-- What is needed --
Copy each line of the records that holds the string "latch".

--- Given information ---

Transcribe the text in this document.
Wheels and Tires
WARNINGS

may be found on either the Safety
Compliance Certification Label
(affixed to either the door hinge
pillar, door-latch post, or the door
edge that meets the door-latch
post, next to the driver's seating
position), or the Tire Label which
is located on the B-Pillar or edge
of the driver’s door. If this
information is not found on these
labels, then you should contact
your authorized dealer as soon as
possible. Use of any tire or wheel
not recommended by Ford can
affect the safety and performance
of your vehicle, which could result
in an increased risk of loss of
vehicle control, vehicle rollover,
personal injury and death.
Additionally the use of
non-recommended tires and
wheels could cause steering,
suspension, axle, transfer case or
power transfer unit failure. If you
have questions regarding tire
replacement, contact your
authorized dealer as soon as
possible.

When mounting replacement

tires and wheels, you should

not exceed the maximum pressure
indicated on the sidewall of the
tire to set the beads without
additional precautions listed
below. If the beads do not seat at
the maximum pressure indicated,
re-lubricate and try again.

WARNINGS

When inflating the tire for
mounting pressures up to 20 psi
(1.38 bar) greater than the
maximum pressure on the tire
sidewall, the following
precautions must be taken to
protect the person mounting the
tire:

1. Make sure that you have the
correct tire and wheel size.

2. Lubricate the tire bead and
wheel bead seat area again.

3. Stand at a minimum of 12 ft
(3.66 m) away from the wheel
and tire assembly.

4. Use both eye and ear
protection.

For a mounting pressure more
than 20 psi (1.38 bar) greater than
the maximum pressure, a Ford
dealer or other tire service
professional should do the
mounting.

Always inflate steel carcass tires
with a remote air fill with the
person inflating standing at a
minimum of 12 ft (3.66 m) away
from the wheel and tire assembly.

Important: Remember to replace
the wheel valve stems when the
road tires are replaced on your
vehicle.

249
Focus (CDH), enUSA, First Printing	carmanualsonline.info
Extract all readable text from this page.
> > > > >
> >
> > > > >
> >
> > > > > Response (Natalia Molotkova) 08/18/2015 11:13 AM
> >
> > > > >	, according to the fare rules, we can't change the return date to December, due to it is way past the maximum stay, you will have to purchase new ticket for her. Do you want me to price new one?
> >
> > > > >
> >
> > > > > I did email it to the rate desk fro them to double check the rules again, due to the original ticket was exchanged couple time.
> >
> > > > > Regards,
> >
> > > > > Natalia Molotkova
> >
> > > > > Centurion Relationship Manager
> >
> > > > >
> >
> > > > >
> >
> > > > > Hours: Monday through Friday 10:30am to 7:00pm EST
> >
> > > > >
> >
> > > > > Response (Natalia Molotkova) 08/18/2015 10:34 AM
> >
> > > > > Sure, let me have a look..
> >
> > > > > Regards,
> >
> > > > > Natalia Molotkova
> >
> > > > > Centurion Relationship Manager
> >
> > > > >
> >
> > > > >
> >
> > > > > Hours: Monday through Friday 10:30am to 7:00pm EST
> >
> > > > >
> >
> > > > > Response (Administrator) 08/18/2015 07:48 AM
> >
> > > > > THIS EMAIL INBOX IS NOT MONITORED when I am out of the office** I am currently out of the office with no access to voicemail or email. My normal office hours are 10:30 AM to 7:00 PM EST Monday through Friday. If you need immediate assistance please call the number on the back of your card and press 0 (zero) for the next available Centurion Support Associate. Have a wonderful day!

---

-- Worked answer --
pillar, door-latch post, or the door
edge that meets the door-latch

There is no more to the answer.